• WHAT THE TASK ASKS:
Give the number of lines that include the word "Occupational", nothing more.
# # # # #
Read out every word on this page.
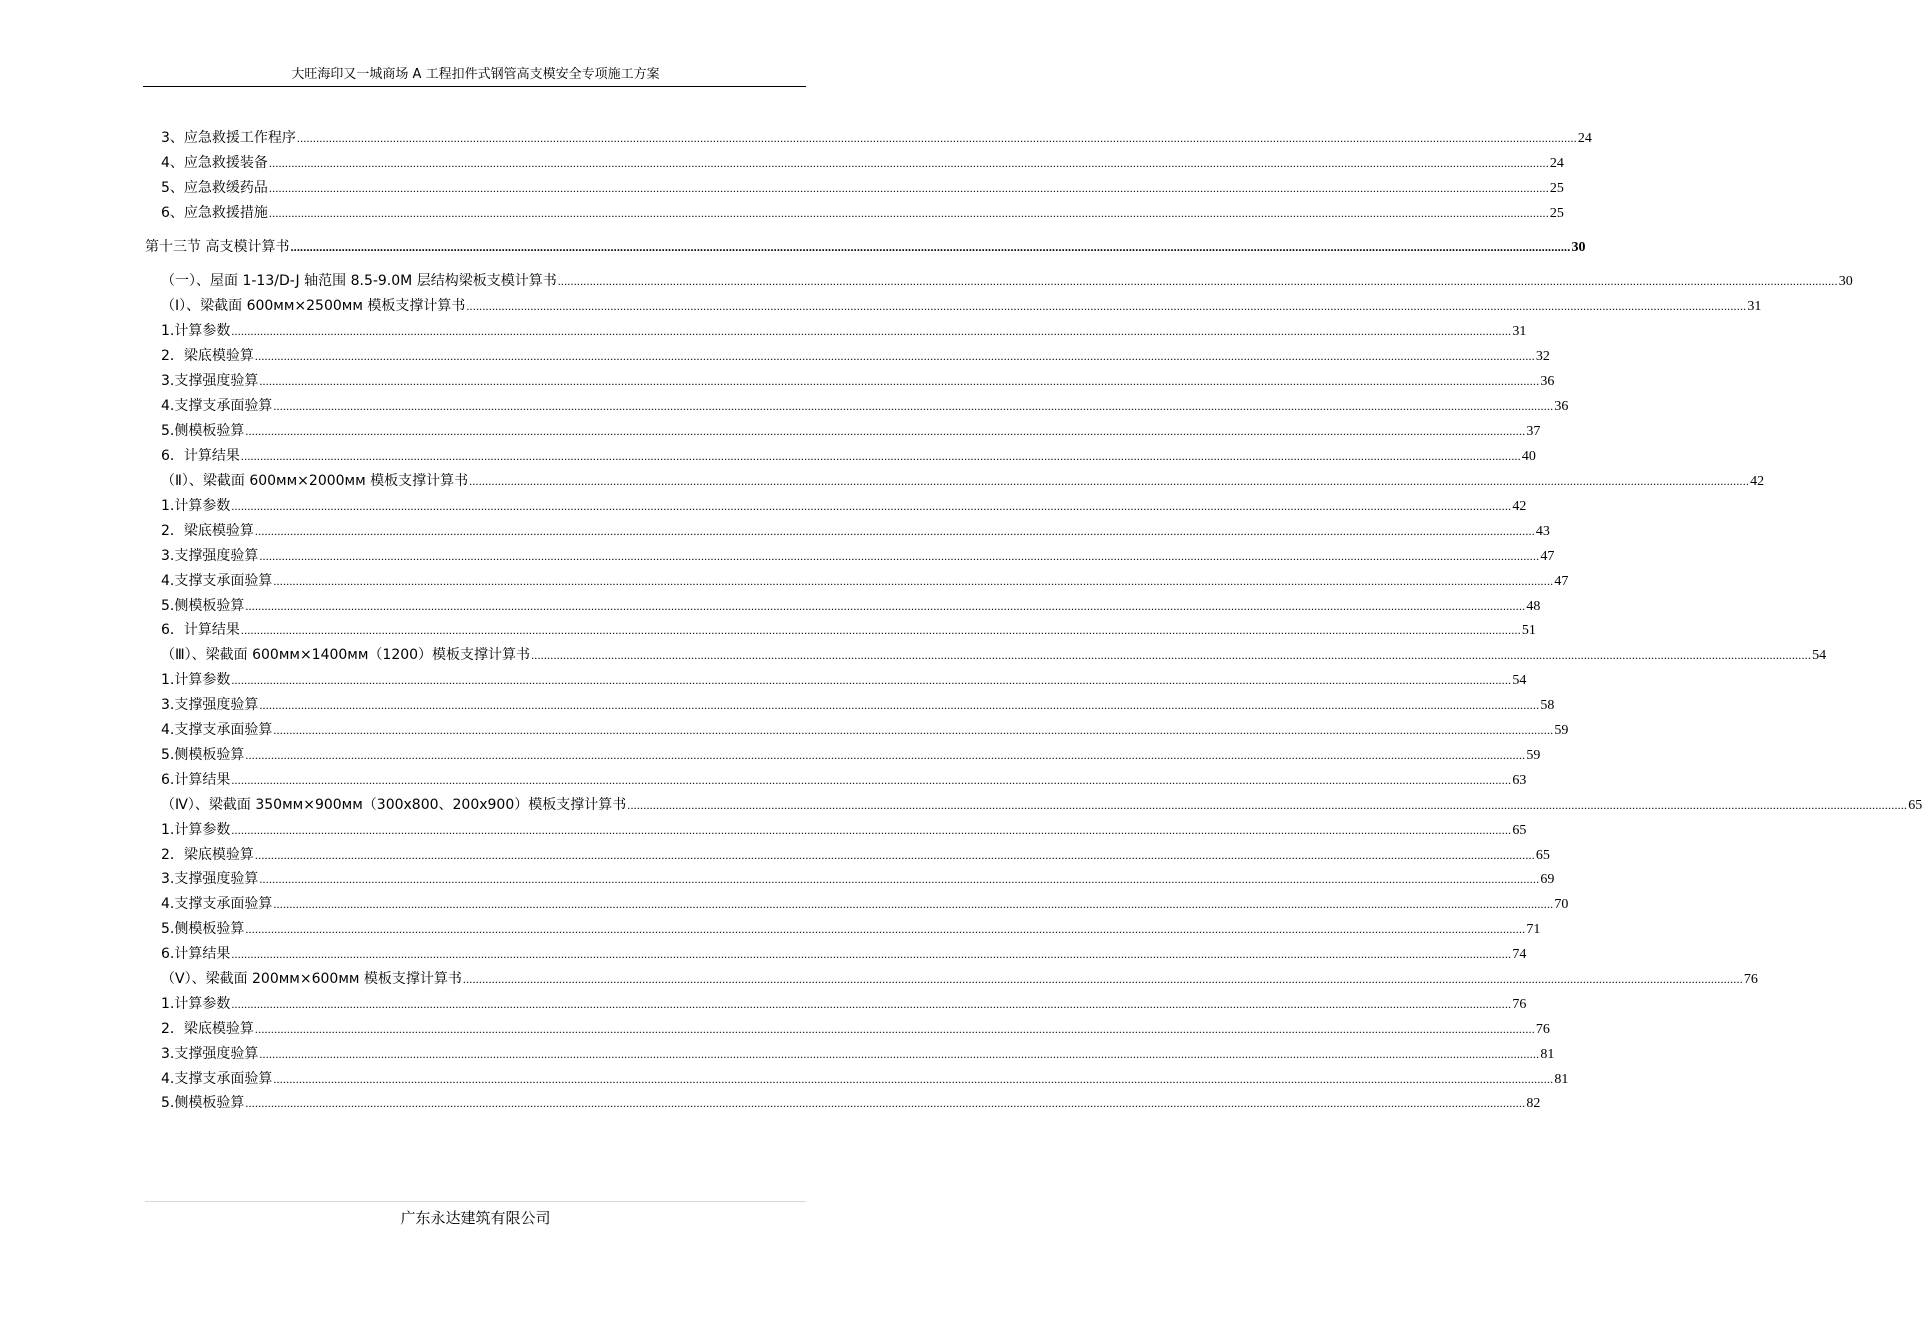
大旺海印又一城商场 A 工程扣件式钢管高支模安全专项施工方案
3、应急救援工作程序 ................................................................................................................................................................................................................................................................................................................................................................................................................ 24
4、应急救援装备 ................................................................................................................................................................................................................................................................................................................................................................................................................ 24
5、应急救缓药品 ................................................................................................................................................................................................................................................................................................................................................................................................................ 25
6、应急救援措施 ................................................................................................................................................................................................................................................................................................................................................................................................................ 25
第十三节 高支模计算书 ................................................................................................................................................................................................................................................................................................................................................................................................................ 30
（一）、屋面 1-13/D-J 轴范围 8.5-9.0M 层结构梁板支模计算书 ................................................................................................................................................................................................................................................................................................................................................................................................................ 30
（Ⅰ）、梁截面 600ᴍᴍ×2500ᴍᴍ 模板支撑计算书 ................................................................................................................................................................................................................................................................................................................................................................................................................ 31
1.计算参数 ................................................................................................................................................................................................................................................................................................................................................................................................................ 31
2．梁底模验算 ................................................................................................................................................................................................................................................................................................................................................................................................................ 32
3.支撑强度验算 ................................................................................................................................................................................................................................................................................................................................................................................................................ 36
4.支撑支承面验算 ................................................................................................................................................................................................................................................................................................................................................................................................................ 36
5.侧模板验算 ................................................................................................................................................................................................................................................................................................................................................................................................................ 37
6．计算结果 ................................................................................................................................................................................................................................................................................................................................................................................................................ 40
（Ⅱ）、梁截面 600ᴍᴍ×2000ᴍᴍ 模板支撑计算书 ................................................................................................................................................................................................................................................................................................................................................................................................................ 42
1.计算参数 ................................................................................................................................................................................................................................................................................................................................................................................................................ 42
2．梁底模验算 ................................................................................................................................................................................................................................................................................................................................................................................................................ 43
3.支撑强度验算 ................................................................................................................................................................................................................................................................................................................................................................................................................ 47
4.支撑支承面验算 ................................................................................................................................................................................................................................................................................................................................................................................................................ 47
5.侧模板验算 ................................................................................................................................................................................................................................................................................................................................................................................................................ 48
6．计算结果 ................................................................................................................................................................................................................................................................................................................................................................................................................ 51
（Ⅲ）、梁截面 600ᴍᴍ×1400ᴍᴍ（1200）模板支撑计算书 ................................................................................................................................................................................................................................................................................................................................................................................................................ 54
1.计算参数 ................................................................................................................................................................................................................................................................................................................................................................................................................ 54
3.支撑强度验算 ................................................................................................................................................................................................................................................................................................................................................................................................................ 58
4.支撑支承面验算 ................................................................................................................................................................................................................................................................................................................................................................................................................ 59
5.侧模板验算 ................................................................................................................................................................................................................................................................................................................................................................................................................ 59
6.计算结果 ................................................................................................................................................................................................................................................................................................................................................................................................................ 63
（Ⅳ）、梁截面 350ᴍᴍ×900ᴍᴍ（300x800、200x900）模板支撑计算书 ................................................................................................................................................................................................................................................................................................................................................................................................................ 65
1.计算参数 ................................................................................................................................................................................................................................................................................................................................................................................................................ 65
2．梁底模验算 ................................................................................................................................................................................................................................................................................................................................................................................................................ 65
3.支撑强度验算 ................................................................................................................................................................................................................................................................................................................................................................................................................ 69
4.支撑支承面验算 ................................................................................................................................................................................................................................................................................................................................................................................................................ 70
5.侧模板验算 ................................................................................................................................................................................................................................................................................................................................................................................................................ 71
6.计算结果 ................................................................................................................................................................................................................................................................................................................................................................................................................ 74
（Ⅴ）、梁截面 200ᴍᴍ×600ᴍᴍ 模板支撑计算书 ................................................................................................................................................................................................................................................................................................................................................................................................................ 76
1.计算参数 ................................................................................................................................................................................................................................................................................................................................................................................................................ 76
2．梁底模验算 ................................................................................................................................................................................................................................................................................................................................................................................................................ 76
3.支撑强度验算 ................................................................................................................................................................................................................................................................................................................................................................................................................ 81
4.支撑支承面验算 ................................................................................................................................................................................................................................................................................................................................................................................................................ 81
5.侧模板验算 ................................................................................................................................................................................................................................................................................................................................................................................................................ 82
广东永达建筑有限公司
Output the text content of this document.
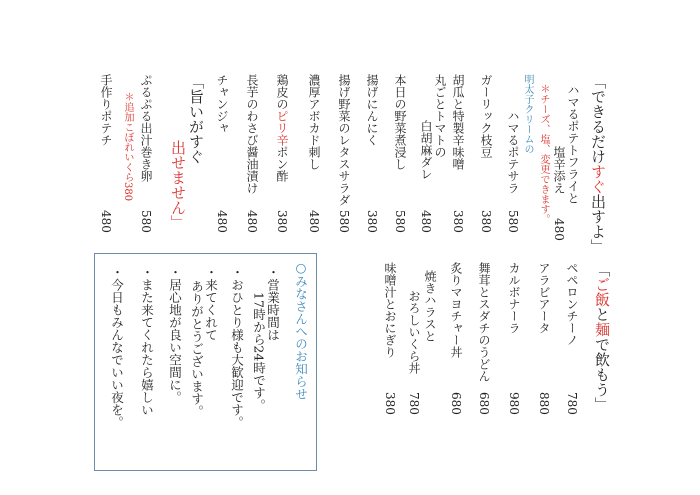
「できるだけすぐ出すよ」
ハマるポテトフライと
塩辛添え
480
＊チーズ、塩、変更できます。
明太子クリームの
ハマるポテサラ
580
ガーリック枝豆
380
胡瓜と特製辛味噌
380
丸ごとトマトの
白胡麻ダレ
480
本日の野菜煮浸し
580
揚げにんにく
380
揚げ野菜のレタスサラダ
580
濃厚アボカド刺し
480
鶏皮のピリ辛ポン酢
380
長芋のわさび醤油漬け
480
チャンジャ
480
「旨いがすぐ
出せません」
ぷるぷる出汁巻き卵
580
＊追加こぼれいくら380
手作りポテチ
480
「ご飯と麺で飲もう」
ペペロンチーノ
780
アラビアータ
880
カルボナーラ
980
舞茸とスダチのうどん
680
炙りマヨチャー丼
680
焼きハラスと
おろしいくら丼
780
味噌汁とおにぎり
380
○みなさんへのお知らせ
・営業時間は
17時から24時です。
・おひとり様も大歓迎です。
・来てくれて
ありがとうございます。
・居心地が良い空間に。
・また来てくれたら嬉しい
・今日もみんなでいい夜を。
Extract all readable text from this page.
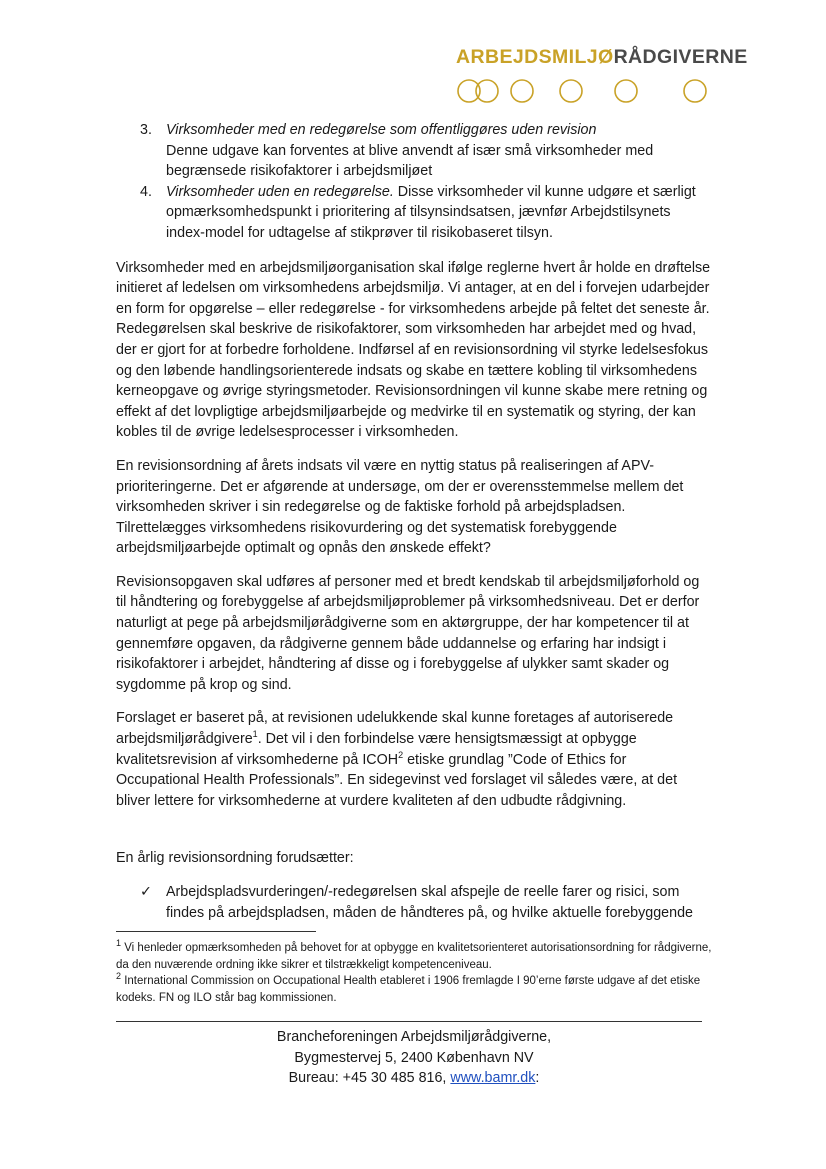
ARBEJDSMILJØRÅDGIVERNE
3. Virksomheder med en redegørelse som offentliggøres uden revision
Denne udgave kan forventes at blive anvendt af især små virksomheder med begrænsede risikofaktorer i arbejdsmiljøet
4. Virksomheder uden en redegørelse. Disse virksomheder vil kunne udgøre et særligt opmærksomhedspunkt i prioritering af tilsynsindsatsen, jævnfør Arbejdstilsynets index-model for udtagelse af stikprøver til risikobaseret tilsyn.

Virksomheder med en arbejdsmiljøorganisation skal ifølge reglerne hvert år holde en drøftelse initieret af ledelsen om virksomhedens arbejdsmiljø. Vi antager, at en del i forvejen udarbejder en form for opgørelse – eller redegørelse - for virksomhedens arbejde på feltet det seneste år. Redegørelsen skal beskrive de risikofaktorer, som virksomheden har arbejdet med og hvad, der er gjort for at forbedre forholdene. Indførsel af en revisionsordning vil styrke ledelsesfokus og den løbende handlingsorienterede indsats og skabe en tættere kobling til virksomhedens kerneopgave og øvrige styringsmetoder. Revisionsordningen vil kunne skabe mere retning og effekt af det lovpligtige arbejdsmiljøarbejde og medvirke til en systematik og styring, der kan kobles til de øvrige ledelsesprocesser i virksomheden.

En revisionsordning af årets indsats vil være en nyttig status på realiseringen af APV-prioriteringerne. Det er afgørende at undersøge, om der er overensstemmelse mellem det virksomheden skriver i sin redegørelse og de faktiske forhold på arbejdspladsen. Tilrettelægges virksomhedens risikovurdering og det systematisk forebyggende arbejdsmiljøarbejde optimalt og opnås den ønskede effekt?

Revisionsopgaven skal udføres af personer med et bredt kendskab til arbejdsmiljøforhold og til håndtering og forebyggelse af arbejdsmiljøproblemer på virksomhedsniveau. Det er derfor naturligt at pege på arbejdsmiljørådgiverne som en aktørgruppe, der har kompetencer til at gennemføre opgaven, da rådgiverne gennem både uddannelse og erfaring har indsigt i risikofaktorer i arbejdet, håndtering af disse og i forebyggelse af ulykker samt skader og sygdomme på krop og sind.

Forslaget er baseret på, at revisionen udelukkende skal kunne foretages af autoriserede arbejdsmiljørådgivere$^1$. Det vil i den forbindelse være hensigtsmæssigt at opbygge kvalitetsrevision af virksomhederne på ICOH$^2$ etiske grundlag ”Code of Ethics for Occupational Health Professionals”. En sidegevinst ved forslaget vil således være, at det bliver lettere for virksomhederne at vurdere kvaliteten af den udbudte rådgivning.

En årlig revisionsordning forudsætter:

✓ Arbejdspladsvurderingen/-redegørelsen skal afspejle de reelle farer og risici, som findes på arbejdspladsen, måden de håndteres på, og hvilke aktuelle forebyggende
$^1$ Vi henleder opmærksomheden på behovet for at opbygge en kvalitetsorienteret autorisationsordning for rådgiverne, da den nuværende ordning ikke sikrer et tilstrækkeligt kompetenceniveau.
$^2$ International Commission on Occupational Health etableret i 1906 fremlagde I 90’erne første udgave af det etiske kodeks. FN og ILO står bag kommissionen.
Brancheforeningen Arbejdsmiljørådgiverne,
Bygmestervej 5, 2400 København NV
Bureau: +45 30 485 816, www.bamr.dk:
# # # # #
• PROBLEM SOLUTION:
2